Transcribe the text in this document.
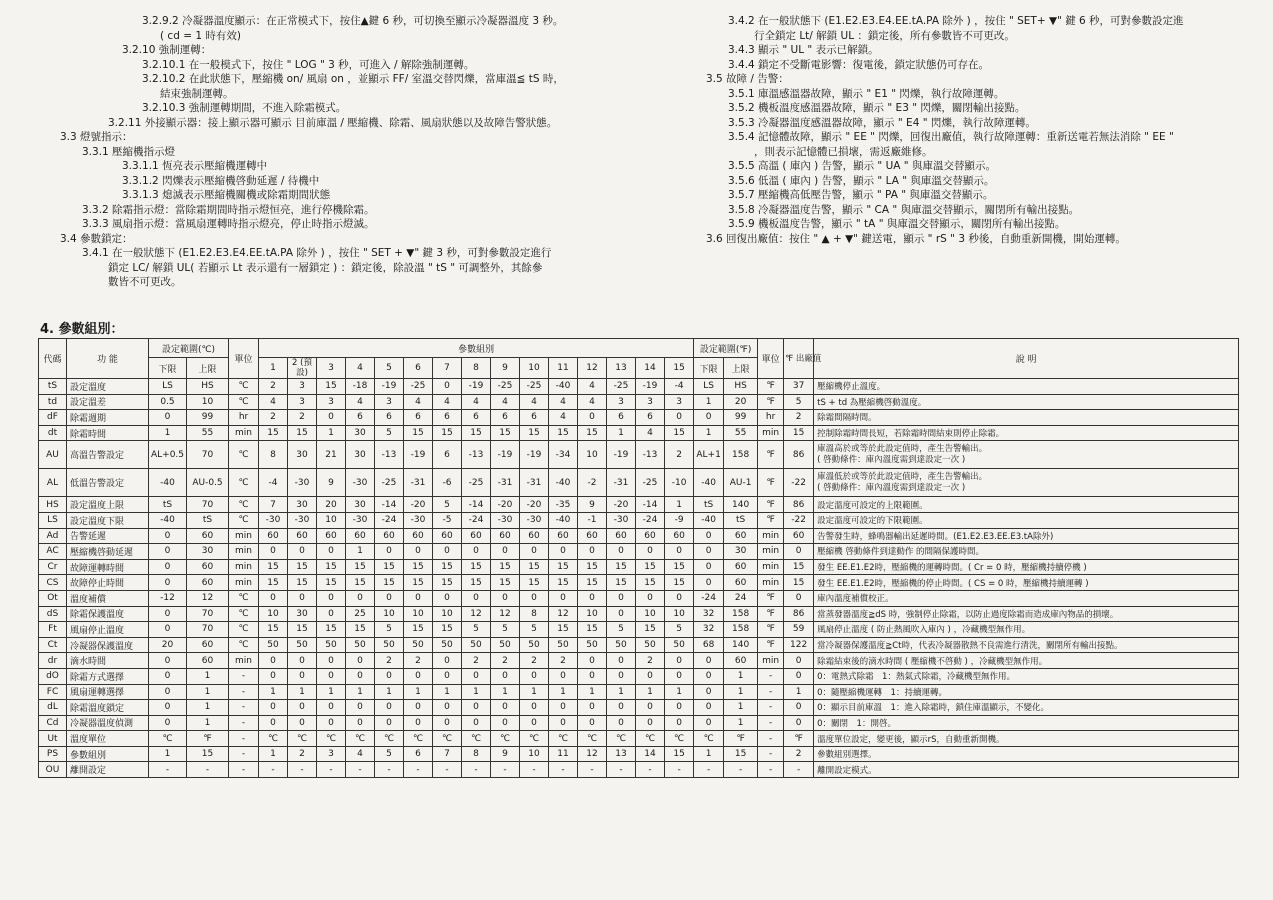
3.2.9.2 冷凝器溫度顯示：在正常模式下，按住▲鍵 6 秒，可切換至顯示冷凝器溫度 3 秒。
( cd = 1 時有效)
3.2.10 強制運轉：
3.2.10.1 在一般模式下，按住 " LOG " 3 秒，可進入 / 解除強制運轉。
3.2.10.2 在此狀態下，壓縮機 on/ 風扇 on ，並顯示 FF/ 室溫交替閃爍，當庫溫≦ tS 時，
結束強制運轉。
3.2.10.3 強制運轉期間，不進入除霜模式。
3.2.11 外接顯示器：接上顯示器可顯示 目前庫溫 / 壓縮機、除霜、風扇狀態以及故障告警狀態。
3.3 燈號指示：
3.3.1 壓縮機指示燈
3.3.1.1 恆亮表示壓縮機運轉中
3.3.1.2 閃爍表示壓縮機啓動延遲 / 待機中
3.3.1.3 熄滅表示壓縮機關機或除霜期間狀態
3.3.2 除霜指示燈：當除霜期間時指示燈恒亮，進行停機除霜。
3.3.3 風扇指示燈：當風扇運轉時指示燈亮，停止時指示燈滅。
3.4 參數鎖定：
3.4.1 在一般狀態下 (E1.E2.E3.E4.EE.tA.PA 除外 ) ，按住 " SET + ▼" 鍵 3 秒，可對參數設定進行
鎖定 LC/ 解鎖 UL( 若顯示 Lt 表示還有一層鎖定 ) ：鎖定後，除設溫 " tS " 可調整外，其餘參
數皆不可更改。
3.4.2 在一般狀態下 (E1.E2.E3.E4.EE.tA.PA 除外 ) ，按住 " SET+ ▼" 鍵 6 秒，可對參數設定進
行全鎖定 Lt/ 解鎖 UL ：鎖定後，所有參數皆不可更改。
3.4.3 顯示 " UL " 表示已解鎖。
3.4.4 鎖定不受斷電影響：復電後，鎖定狀態仍可存在。
3.5 故障 / 告警：
3.5.1 庫溫感溫器故障，顯示 " E1 " 閃爍，執行故障運轉。
3.5.2 機板溫度感溫器故障，顯示 " E3 " 閃爍，關閉輸出接點。
3.5.3 冷凝器溫度感溫器故障，顯示 " E4 " 閃爍，執行故障運轉。
3.5.4 記憶體故障，顯示 " EE " 閃爍，回復出廠值，執行故障運轉：重新送電若無法消除 " EE "
，則表示記憶體已損壞，需返廠維修。
3.5.5 高溫 ( 庫內 ) 告警，顯示 " UA " 與庫溫交替顯示。
3.5.6 低溫 ( 庫內 ) 告警，顯示 " LA " 與庫溫交替顯示。
3.5.7 壓縮機高低壓告警，顯示 " PA " 與庫溫交替顯示。
3.5.8 冷凝器溫度告警，顯示 " CA " 與庫溫交替顯示，關閉所有輸出接點。
3.5.9 機板溫度告警，顯示 " tA " 與庫溫交替顯示，關閉所有輸出接點。
3.6 回復出廠值：按住 " ▲ + ▼" 鍵送電，顯示 " rS " 3 秒後，自動重新開機，開始運轉。
4. 參數組別：
代碼	功 能	設定範圍(℃)		單位	參數組別															設定範圍(℉)		單位	℉ 出廠值	說 明
		下限	上限		1	2 (預設)	3	4	5	6	7	8	9	10	11	12	13	14	15	下限	上限			
tS	設定溫度	LS	HS	℃	2	3	15	-18	-19	-25	0	-19	-25	-25	-40	4	-25	-19	-4	LS	HS	℉	37	壓縮機停止溫度。

td	設定溫差	0.5	10	℃	4	3	3	4	3	4	4	4	4	4	4	4	3	3	3	1	20	℉	5	tS + td 為壓縮機啓動溫度。

dF	除霜週期	0	99	hr	2	2	0	6	6	6	6	6	6	6	4	0	6	6	0	0	99	hr	2	除霜間隔時間。

dt	除霜時間	1	55	min	15	15	1	30	5	15	15	15	15	15	15	15	1	4	15	1	55	min	15	控制除霜時間長短，若除霜時間結束則停止除霜。

AU	高溫告警設定	AL+0.5	70	℃	8	30	21	30	-13	-19	6	-13	-19	-19	-34	10	-19	-13	2	AL+1	158	℉	86	庫溫高於或等於此設定值時，產生告警輸出。
( 啓動條件：庫內溫度需到達設定一次 )

AL	低溫告警設定	-40	AU-0.5	℃	-4	-30	9	-30	-25	-31	-6	-25	-31	-31	-40	-2	-31	-25	-10	-40	AU-1	℉	-22	庫溫低於或等於此設定值時，產生告警輸出。
( 啓動條件：庫內溫度需到達設定一次 )

HS	設定溫度上限	tS	70	℃	7	30	20	30	-14	-20	5	-14	-20	-20	-35	9	-20	-14	1	tS	140	℉	86	設定溫度可設定的上限範圍。

LS	設定溫度下限	-40	tS	℃	-30	-30	10	-30	-24	-30	-5	-24	-30	-30	-40	-1	-30	-24	-9	-40	tS	℉	-22	設定溫度可設定的下限範圍。

Ad	告警延遲	0	60	min	60	60	60	60	60	60	60	60	60	60	60	60	60	60	60	0	60	min	60	告警發生時，蜂鳴器輸出延遲時間。(E1.E2.E3.EE.E3.tA除外)

AC	壓縮機啓動延遲	0	30	min	0	0	0	1	0	0	0	0	0	0	0	0	0	0	0	0	30	min	0	壓縮機 啓動條件到達動作 的間隔保護時間。

Cr	故障運轉時間	0	60	min	15	15	15	15	15	15	15	15	15	15	15	15	15	15	15	0	60	min	15	發生 EE.E1.E2時，壓縮機的運轉時間。( Cr = 0 時，壓縮機持續停機 )

CS	故障停止時間	0	60	min	15	15	15	15	15	15	15	15	15	15	15	15	15	15	15	0	60	min	15	發生 EE.E1.E2時，壓縮機的停止時間。( CS = 0 時，壓縮機持續運轉 )

Ot	溫度補償	-12	12	℃	0	0	0	0	0	0	0	0	0	0	0	0	0	0	0	-24	24	℉	0	庫內溫度補償校正。

dS	除霜保護溫度	0	70	℃	10	30	0	25	10	10	10	12	12	8	12	10	0	10	10	32	158	℉	86	當蒸發器溫度≧dS 時，強制停止除霜，以防止過度除霜而造成庫內物品的損壞。

Ft	風扇停止溫度	0	70	℃	15	15	15	15	5	15	15	5	5	5	15	15	5	15	5	32	158	℉	59	風扇停止溫度 ( 防止熱風吹入庫內 ) ，冷藏機型無作用。

Ct	冷凝器保護溫度	20	60	℃	50	50	50	50	50	50	50	50	50	50	50	50	50	50	50	68	140	℉	122	當冷凝器保護溫度≧Ct時，代表冷凝器散熱不良需進行清洗，關閉所有輸出接點。

dr	滴水時間	0	60	min	0	0	0	0	2	2	0	2	2	2	2	0	0	2	0	0	60	min	0	除霜結束後的滴水時間 ( 壓縮機不啓動 ) ，冷藏機型無作用。

dO	除霜方式選擇	0	1	-	0	0	0	0	0	0	0	0	0	0	0	0	0	0	0	0	1	-	0	0：電熱式除霜　1：熱氣式除霜，冷藏機型無作用。

FC	風扇運轉選擇	0	1	-	1	1	1	1	1	1	1	1	1	1	1	1	1	1	1	0	1	-	1	0：隨壓縮機運轉　1：持續運轉。

dL	除霜溫度鎖定	0	1	-	0	0	0	0	0	0	0	0	0	0	0	0	0	0	0	0	1	-	0	0：顯示目前庫溫　1：進入除霜時，鎖住庫溫顯示，不變化。

Cd	冷凝器溫度偵測	0	1	-	0	0	0	0	0	0	0	0	0	0	0	0	0	0	0	0	1	-	0	0：關閉　1：開啓。

Ut	溫度單位	℃	℉	-	℃	℃	℃	℃	℃	℃	℃	℃	℃	℃	℃	℃	℃	℃	℃	℃	℉	-	℉	溫度單位設定，變更後，顯示rS，自動重新開機。

PS	參數組別	1	15	-	1	2	3	4	5	6	7	8	9	10	11	12	13	14	15	1	15	-	2	參數組別選擇。

OU	離開設定	-	-	-	-	-	-	-	-	-	-	-	-	-	-	-	-	-	-	-	-	-	-	離開設定模式。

────

**TASK DETAILS**
Look through the entries above and list every line containing "在一般狀態下".

**RESULT OF THIS TASK**
3.4.1 在一般狀態下 (E1.E2.E3.E4.EE.tA.PA 除外 ) ，按住 " SET + ▼" 鍵 3 秒，可對參數設定進行
3.4.2 在一般狀態下 (E1.E2.E3.E4.EE.tA.PA 除外 ) ，按住 " SET+ ▼" 鍵 6 秒，可對參數設定進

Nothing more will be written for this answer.